- Requirements:
Output an exact reproduction of the data.

- Supplied data:
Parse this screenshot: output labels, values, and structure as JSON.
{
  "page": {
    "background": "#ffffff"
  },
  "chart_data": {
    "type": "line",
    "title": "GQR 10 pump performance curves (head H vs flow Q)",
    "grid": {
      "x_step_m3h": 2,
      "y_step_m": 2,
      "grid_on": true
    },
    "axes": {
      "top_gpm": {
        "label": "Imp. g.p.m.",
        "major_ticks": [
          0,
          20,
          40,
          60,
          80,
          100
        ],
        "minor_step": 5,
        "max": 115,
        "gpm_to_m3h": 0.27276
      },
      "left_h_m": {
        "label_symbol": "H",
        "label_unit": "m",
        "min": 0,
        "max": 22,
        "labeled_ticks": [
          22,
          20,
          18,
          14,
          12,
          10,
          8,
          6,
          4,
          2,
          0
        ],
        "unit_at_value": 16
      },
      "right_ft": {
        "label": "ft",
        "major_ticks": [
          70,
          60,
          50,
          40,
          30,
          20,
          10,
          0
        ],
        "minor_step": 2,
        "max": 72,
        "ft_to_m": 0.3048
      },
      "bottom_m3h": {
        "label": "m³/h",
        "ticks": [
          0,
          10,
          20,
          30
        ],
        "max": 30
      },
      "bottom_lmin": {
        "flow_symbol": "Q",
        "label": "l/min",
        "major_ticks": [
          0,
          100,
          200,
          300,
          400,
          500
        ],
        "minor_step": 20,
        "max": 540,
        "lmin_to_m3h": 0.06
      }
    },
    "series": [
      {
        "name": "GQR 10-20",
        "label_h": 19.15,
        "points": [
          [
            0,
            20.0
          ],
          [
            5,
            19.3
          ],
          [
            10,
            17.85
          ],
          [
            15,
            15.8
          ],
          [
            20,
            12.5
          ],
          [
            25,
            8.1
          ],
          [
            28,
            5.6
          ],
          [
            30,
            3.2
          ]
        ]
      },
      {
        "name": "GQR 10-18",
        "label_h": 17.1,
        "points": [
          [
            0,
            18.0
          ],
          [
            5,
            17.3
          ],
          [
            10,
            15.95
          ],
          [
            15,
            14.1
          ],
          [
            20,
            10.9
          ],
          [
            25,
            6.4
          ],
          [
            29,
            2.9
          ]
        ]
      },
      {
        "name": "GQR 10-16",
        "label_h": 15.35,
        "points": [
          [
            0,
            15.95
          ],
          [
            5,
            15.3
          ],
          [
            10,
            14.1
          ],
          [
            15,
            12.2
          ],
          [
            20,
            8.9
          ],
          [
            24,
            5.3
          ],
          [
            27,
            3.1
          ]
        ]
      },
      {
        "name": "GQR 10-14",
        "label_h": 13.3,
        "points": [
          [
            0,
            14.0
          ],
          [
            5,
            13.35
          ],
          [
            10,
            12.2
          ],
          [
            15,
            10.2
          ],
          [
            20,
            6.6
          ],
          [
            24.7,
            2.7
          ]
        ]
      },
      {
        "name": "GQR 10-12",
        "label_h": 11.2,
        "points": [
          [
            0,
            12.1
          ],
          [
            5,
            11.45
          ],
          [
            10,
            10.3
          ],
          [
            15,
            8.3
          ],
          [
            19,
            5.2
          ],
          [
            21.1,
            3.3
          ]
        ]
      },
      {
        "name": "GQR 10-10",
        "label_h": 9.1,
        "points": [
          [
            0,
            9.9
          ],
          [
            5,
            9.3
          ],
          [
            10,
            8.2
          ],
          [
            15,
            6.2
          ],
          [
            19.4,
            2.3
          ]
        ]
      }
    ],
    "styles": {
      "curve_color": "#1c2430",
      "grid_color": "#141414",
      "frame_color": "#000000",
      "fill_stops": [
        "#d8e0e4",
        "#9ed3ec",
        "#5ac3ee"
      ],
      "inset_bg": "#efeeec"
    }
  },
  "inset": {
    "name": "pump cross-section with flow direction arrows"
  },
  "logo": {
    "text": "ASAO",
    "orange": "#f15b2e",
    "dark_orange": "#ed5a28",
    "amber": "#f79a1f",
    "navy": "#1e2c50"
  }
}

- Solution below:
Parse this screenshot: output labels, values, and structure as JSON.
{
  "page": {
    "background": "#ffffff"
  },
  "chart_data": {
    "type": "line",
    "title": "GQR 10 pump performance curves (head H vs flow Q)",
    "grid": {
      "x_step_m3h": 2,
      "y_step_m": 2,
      "grid_on": true
    },
    "axes": {
      "top_gpm": {
        "label": "Imp. g.p.m.",
        "major_ticks": [
          0,
          20,
          40,
          60,
          80,
          100
        ],
        "minor_step": 5,
        "max": 115,
        "gpm_to_m3h": 0.27276
      },
      "left_h_m": {
        "label_symbol": "H",
        "label_unit": "m",
        "min": 0,
        "max": 22,
        "labeled_ticks": [
          22,
          20,
          18,
          14,
          12,
          10,
          8,
          6,
          4,
          2,
          0
        ],
        "unit_at_value": 16
      },
      "right_ft": {
        "label": "ft",
        "major_ticks": [
          70,
          60,
          50,
          40,
          30,
          20,
          10,
          0
        ],
        "minor_step": 2,
        "max": 72,
        "ft_to_m": 0.3048
      },
      "bottom_m3h": {
        "label": "m³/h",
        "ticks": [
          0,
          10,
          20,
          30
        ],
        "max": 30
      },
      "bottom_lmin": {
        "flow_symbol": "Q",
        "label": "l/min",
        "major_ticks": [
          0,
          100,
          200,
          300,
          400,
          500
        ],
        "minor_step": 20,
        "max": 540,
        "lmin_to_m3h": 0.06
      }
    },
    "series": [
      {
        "name": "GQR 10-20",
        "label_h": 19.15,
        "points": [
          [
            0,
            20.0
          ],
          [
            5,
            19.3
          ],
          [
            10,
            17.85
          ],
          [
            15,
            15.8
          ],
          [
            20,
            12.5
          ],
          [
            25,
            8.1
          ],
          [
            28,
            5.6
          ],
          [
            30,
            3.2
          ]
        ]
      },
      {
        "name": "GQR 10-18",
        "label_h": 17.1,
        "points": [
          [
            0,
            18.0
          ],
          [
            5,
            17.3
          ],
          [
            10,
            15.95
          ],
          [
            15,
            14.1
          ],
          [
            20,
            10.9
          ],
          [
            25,
            6.4
          ],
          [
            29,
            2.9
          ]
        ]
      },
      {
        "name": "GQR 10-16",
        "label_h": 15.35,
        "points": [
          [
            0,
            15.95
          ],
          [
            5,
            15.3
          ],
          [
            10,
            14.1
          ],
          [
            15,
            12.2
          ],
          [
            20,
            8.9
          ],
          [
            24,
            5.3
          ],
          [
            27,
            3.1
          ]
        ]
      },
      {
        "name": "GQR 10-14",
        "label_h": 13.3,
        "points": [
          [
            0,
            14.0
          ],
          [
            5,
            13.35
          ],
          [
            10,
            12.2
          ],
          [
            15,
            10.2
          ],
          [
            20,
            6.6
          ],
          [
            24.7,
            2.7
          ]
        ]
      },
      {
        "name": "GQR 10-12",
        "label_h": 11.2,
        "points": [
          [
            0,
            12.1
          ],
          [
            5,
            11.45
          ],
          [
            10,
            10.3
          ],
          [
            15,
            8.3
          ],
          [
            19,
            5.2
          ],
          [
            21.1,
            3.3
          ]
        ]
      },
      {
        "name": "GQR 10-10",
        "label_h": 9.1,
        "points": [
          [
            0,
            9.9
          ],
          [
            5,
            9.3
          ],
          [
            10,
            8.2
          ],
          [
            15,
            6.2
          ],
          [
            19.4,
            2.3
          ]
        ]
      }
    ],
    "styles": {
      "curve_color": "#1c2430",
      "grid_color": "#141414",
      "frame_color": "#000000",
      "fill_stops": [
        "#d8e0e4",
        "#9ed3ec",
        "#5ac3ee"
      ],
      "inset_bg": "#efeeec"
    }
  },
  "inset": {
    "name": "pump cross-section with flow direction arrows"
  },
  "logo": {
    "text": "ASAO",
    "orange": "#f15b2e",
    "dark_orange": "#ed5a28",
    "amber": "#f79a1f",
    "navy": "#1e2c50"
  }
}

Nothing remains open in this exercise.